◆ Set problem
Look through the listing and locate every line containing the word "upon"; copy those lines.

(Dataset entries)
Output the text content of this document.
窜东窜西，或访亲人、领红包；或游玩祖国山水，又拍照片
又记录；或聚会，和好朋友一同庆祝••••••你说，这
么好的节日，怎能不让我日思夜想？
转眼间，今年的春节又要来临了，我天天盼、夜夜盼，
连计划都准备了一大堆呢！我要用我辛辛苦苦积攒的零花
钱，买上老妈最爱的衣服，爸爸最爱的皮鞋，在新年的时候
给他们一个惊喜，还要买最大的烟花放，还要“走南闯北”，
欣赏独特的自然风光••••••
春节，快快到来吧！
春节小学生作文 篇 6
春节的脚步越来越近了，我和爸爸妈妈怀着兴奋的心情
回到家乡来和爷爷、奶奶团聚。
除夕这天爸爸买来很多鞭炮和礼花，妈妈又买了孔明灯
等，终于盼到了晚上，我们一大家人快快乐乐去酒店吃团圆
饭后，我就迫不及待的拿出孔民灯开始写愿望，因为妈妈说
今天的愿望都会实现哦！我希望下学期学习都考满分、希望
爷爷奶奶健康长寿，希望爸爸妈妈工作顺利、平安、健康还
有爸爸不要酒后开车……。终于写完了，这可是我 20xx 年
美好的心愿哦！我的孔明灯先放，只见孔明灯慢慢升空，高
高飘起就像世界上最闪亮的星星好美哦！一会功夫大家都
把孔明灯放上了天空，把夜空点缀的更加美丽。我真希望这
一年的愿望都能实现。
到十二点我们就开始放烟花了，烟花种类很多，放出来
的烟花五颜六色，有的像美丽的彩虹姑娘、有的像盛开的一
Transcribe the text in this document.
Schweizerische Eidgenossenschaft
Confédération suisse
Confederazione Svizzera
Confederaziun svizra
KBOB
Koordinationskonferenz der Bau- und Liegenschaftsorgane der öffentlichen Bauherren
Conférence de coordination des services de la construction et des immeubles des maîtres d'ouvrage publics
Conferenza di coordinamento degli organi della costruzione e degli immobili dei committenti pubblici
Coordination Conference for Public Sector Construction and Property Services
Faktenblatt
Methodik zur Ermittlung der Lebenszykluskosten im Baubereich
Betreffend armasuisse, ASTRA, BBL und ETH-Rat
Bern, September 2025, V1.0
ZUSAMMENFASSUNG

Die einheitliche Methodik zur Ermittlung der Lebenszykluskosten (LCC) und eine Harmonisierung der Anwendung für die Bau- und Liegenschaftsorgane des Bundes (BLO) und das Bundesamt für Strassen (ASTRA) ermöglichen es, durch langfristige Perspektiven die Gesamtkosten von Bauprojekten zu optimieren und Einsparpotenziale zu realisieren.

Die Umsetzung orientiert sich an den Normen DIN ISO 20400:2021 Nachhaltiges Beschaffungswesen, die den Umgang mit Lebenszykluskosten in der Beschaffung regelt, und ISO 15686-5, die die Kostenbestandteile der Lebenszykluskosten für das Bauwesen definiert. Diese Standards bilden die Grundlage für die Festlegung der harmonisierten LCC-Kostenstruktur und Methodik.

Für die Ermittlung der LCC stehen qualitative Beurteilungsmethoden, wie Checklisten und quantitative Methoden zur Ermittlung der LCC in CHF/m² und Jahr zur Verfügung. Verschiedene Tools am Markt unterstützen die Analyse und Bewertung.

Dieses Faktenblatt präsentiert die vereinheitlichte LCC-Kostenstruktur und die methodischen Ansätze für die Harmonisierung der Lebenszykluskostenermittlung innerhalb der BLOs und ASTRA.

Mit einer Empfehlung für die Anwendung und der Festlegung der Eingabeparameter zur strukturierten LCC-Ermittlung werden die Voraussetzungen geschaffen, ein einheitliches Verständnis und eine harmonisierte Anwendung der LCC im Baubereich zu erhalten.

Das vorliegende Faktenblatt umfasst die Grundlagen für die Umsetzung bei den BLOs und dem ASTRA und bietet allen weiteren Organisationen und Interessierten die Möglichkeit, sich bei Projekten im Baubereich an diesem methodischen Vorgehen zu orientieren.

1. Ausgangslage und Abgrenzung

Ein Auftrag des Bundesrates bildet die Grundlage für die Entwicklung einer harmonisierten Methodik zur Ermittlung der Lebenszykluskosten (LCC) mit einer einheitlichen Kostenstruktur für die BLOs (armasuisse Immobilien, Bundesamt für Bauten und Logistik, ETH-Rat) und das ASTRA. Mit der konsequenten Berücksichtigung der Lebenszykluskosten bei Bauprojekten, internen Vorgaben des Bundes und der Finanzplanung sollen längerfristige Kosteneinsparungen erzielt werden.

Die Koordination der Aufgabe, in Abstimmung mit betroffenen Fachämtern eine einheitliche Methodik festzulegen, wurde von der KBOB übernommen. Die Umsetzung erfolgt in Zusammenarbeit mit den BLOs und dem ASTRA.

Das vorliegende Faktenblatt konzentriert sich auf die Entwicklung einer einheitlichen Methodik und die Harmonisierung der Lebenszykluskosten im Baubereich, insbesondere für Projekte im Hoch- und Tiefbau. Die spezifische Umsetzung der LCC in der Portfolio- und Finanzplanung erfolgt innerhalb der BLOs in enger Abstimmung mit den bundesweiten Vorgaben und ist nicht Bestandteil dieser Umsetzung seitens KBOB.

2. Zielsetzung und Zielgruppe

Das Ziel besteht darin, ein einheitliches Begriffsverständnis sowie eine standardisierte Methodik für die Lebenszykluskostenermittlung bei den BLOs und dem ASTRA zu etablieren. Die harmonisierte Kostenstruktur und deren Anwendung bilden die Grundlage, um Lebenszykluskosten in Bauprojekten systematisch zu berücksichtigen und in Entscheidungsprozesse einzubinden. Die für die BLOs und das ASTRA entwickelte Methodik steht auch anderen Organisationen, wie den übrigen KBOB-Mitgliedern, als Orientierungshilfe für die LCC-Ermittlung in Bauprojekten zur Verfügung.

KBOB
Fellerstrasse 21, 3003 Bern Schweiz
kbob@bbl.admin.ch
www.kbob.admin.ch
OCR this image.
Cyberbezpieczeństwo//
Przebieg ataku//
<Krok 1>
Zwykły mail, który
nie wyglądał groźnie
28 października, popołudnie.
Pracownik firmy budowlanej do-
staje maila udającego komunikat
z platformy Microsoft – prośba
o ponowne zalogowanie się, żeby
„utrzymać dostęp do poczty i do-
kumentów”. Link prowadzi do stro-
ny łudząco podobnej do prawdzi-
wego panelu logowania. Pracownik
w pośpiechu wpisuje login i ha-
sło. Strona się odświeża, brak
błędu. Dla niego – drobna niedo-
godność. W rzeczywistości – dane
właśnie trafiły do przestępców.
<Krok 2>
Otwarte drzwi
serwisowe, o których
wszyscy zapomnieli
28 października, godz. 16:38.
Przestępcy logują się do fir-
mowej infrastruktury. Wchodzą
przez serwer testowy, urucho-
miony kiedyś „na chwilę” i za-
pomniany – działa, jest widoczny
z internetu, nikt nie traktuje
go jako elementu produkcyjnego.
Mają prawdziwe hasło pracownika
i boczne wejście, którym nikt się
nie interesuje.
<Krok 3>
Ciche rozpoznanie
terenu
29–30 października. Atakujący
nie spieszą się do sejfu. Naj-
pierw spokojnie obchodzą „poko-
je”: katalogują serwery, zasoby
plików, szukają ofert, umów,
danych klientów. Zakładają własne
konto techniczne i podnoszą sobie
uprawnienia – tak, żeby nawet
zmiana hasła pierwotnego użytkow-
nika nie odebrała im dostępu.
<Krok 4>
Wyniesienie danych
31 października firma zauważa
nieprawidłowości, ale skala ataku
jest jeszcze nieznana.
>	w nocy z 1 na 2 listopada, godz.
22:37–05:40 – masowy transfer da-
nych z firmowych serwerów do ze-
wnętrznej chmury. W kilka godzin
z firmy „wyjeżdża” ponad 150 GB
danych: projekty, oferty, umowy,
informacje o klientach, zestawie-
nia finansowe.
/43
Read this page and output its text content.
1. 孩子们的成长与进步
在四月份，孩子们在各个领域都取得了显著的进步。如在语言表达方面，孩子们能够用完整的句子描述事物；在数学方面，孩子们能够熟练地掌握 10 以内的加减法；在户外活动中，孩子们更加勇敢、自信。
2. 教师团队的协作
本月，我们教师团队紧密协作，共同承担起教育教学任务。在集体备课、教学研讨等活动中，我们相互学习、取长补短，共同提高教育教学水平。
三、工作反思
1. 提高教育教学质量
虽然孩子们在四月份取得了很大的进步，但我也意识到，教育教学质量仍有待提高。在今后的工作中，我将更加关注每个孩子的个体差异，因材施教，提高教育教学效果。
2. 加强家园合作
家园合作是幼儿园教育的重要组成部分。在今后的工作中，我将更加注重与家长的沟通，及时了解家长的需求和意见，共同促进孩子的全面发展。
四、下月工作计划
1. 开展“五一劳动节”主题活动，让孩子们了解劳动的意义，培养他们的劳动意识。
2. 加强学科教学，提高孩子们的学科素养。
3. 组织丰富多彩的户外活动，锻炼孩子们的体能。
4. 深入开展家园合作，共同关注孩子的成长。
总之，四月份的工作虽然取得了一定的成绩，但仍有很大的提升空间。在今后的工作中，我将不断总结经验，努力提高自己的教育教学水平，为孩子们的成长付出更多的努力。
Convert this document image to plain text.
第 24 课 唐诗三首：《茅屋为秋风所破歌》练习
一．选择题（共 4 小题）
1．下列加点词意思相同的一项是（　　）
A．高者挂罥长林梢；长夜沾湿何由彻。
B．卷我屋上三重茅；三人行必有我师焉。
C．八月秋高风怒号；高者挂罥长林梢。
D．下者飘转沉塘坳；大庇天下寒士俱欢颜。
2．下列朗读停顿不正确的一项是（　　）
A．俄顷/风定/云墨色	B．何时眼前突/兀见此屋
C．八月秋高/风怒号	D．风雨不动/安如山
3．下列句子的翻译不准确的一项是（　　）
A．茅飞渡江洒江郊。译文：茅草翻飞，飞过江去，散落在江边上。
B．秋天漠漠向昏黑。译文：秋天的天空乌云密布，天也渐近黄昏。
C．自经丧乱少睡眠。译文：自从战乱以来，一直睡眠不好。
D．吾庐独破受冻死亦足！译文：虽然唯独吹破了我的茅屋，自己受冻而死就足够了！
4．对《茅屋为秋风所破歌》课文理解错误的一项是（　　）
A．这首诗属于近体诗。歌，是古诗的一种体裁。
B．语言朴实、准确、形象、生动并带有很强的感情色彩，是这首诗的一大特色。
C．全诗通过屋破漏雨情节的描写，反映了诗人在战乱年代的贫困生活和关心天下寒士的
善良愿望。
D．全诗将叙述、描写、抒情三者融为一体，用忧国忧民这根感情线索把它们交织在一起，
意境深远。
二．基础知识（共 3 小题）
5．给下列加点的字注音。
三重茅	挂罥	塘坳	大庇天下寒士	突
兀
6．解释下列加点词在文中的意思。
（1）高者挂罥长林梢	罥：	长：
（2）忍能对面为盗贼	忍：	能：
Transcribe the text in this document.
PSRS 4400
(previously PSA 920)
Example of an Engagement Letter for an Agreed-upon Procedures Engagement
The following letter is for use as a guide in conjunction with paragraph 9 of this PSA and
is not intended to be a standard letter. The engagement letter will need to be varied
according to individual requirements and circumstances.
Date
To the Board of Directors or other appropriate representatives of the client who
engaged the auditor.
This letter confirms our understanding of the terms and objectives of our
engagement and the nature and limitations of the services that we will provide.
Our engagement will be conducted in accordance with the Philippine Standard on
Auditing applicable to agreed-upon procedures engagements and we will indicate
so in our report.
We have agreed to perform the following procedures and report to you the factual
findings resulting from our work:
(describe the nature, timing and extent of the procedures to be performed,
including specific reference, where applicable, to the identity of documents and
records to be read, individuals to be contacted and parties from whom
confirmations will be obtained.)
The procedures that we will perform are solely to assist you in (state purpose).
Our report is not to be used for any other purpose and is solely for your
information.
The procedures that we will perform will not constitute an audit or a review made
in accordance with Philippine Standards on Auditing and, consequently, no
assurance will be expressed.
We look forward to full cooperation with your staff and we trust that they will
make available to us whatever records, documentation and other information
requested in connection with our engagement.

◆ Complete output
Example of an Engagement Letter for an Agreed-upon Procedures Engagement
Auditing applicable to agreed-upon procedures engagements and we will indicate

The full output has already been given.